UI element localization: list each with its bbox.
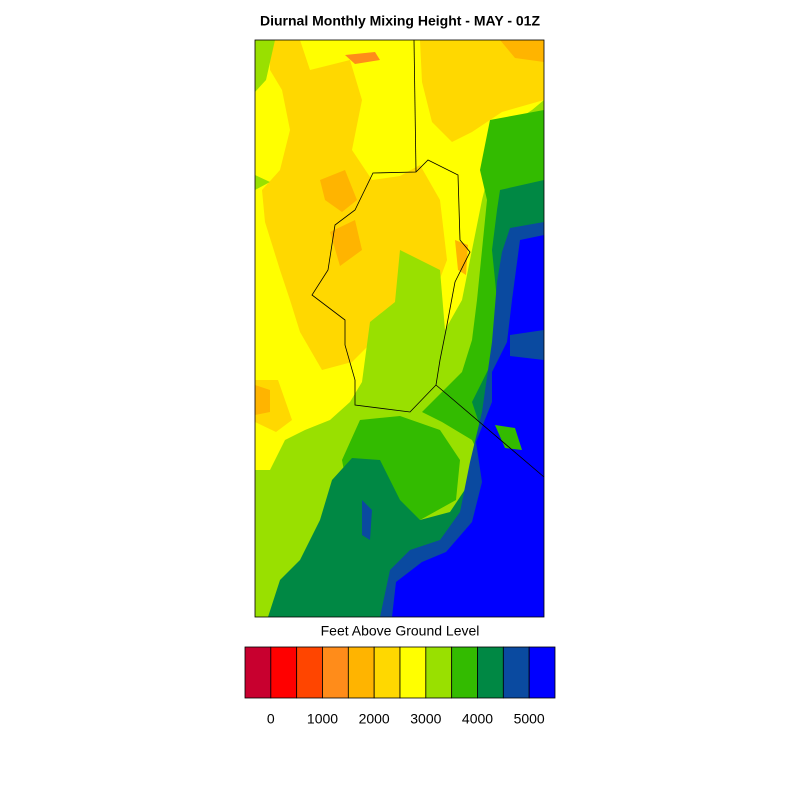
colorbar-tick-label: 1000 — [307, 711, 338, 727]
contour-fill — [455, 240, 468, 275]
contour-fill — [255, 175, 270, 190]
colorbar-box — [399, 646, 427, 699]
contour-fill — [345, 52, 380, 64]
colorbar-label: Feet Above Ground Level — [321, 623, 480, 639]
state-border — [413, 39, 417, 173]
contour-fill — [495, 425, 522, 450]
contour-fill — [255, 40, 275, 92]
colorbar-box — [451, 646, 478, 699]
contour-fill — [362, 500, 372, 540]
colorbar-box — [322, 646, 349, 699]
colorbar-box — [244, 646, 272, 699]
contour-map — [254, 39, 545, 618]
colorbar-box — [347, 646, 375, 699]
colorbar-box — [373, 646, 401, 699]
colorbar-box — [502, 646, 530, 699]
colorbar-box — [296, 646, 323, 699]
map-frame — [254, 39, 545, 618]
colorbar-tick-label: 0 — [267, 711, 275, 727]
colorbar-tick-label: 4000 — [462, 711, 493, 727]
contour-fill — [500, 40, 544, 62]
contour-fill — [392, 235, 544, 617]
colorbar-tick-label: 3000 — [410, 711, 441, 727]
colorbar-box — [425, 646, 453, 699]
colorbar-box — [477, 646, 504, 699]
colorbar-box — [528, 646, 556, 699]
title: Diurnal Monthly Mixing Height - MAY - 01… — [260, 13, 540, 29]
contour-fill — [510, 330, 544, 360]
state-border — [435, 384, 545, 478]
contour-fill — [255, 385, 270, 415]
colorbar-tick-label: 5000 — [514, 711, 545, 727]
state-border — [311, 159, 471, 413]
contour-fill — [320, 170, 357, 212]
colorbar-tick-label: 2000 — [359, 711, 390, 727]
colorbar-box — [270, 646, 298, 699]
contour-fill — [330, 220, 362, 266]
contour-fill — [420, 40, 544, 142]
- - -
To be done: Copy out the material from the line with "colorbar-tick-label: 1000 —" up to and including the line with "contour-fill — [495, 425, 522, 450]", keeping each line unchanged.

Output of the task:
colorbar-tick-label: 1000 — [307, 711, 338, 727]
contour-fill — [455, 240, 468, 275]
contour-fill — [255, 175, 270, 190]
colorbar-box — [399, 646, 427, 699]
contour-fill — [345, 52, 380, 64]
colorbar-label: Feet Above Ground Level — [321, 623, 480, 639]
state-border — [413, 39, 417, 173]
contour-fill — [495, 425, 522, 450]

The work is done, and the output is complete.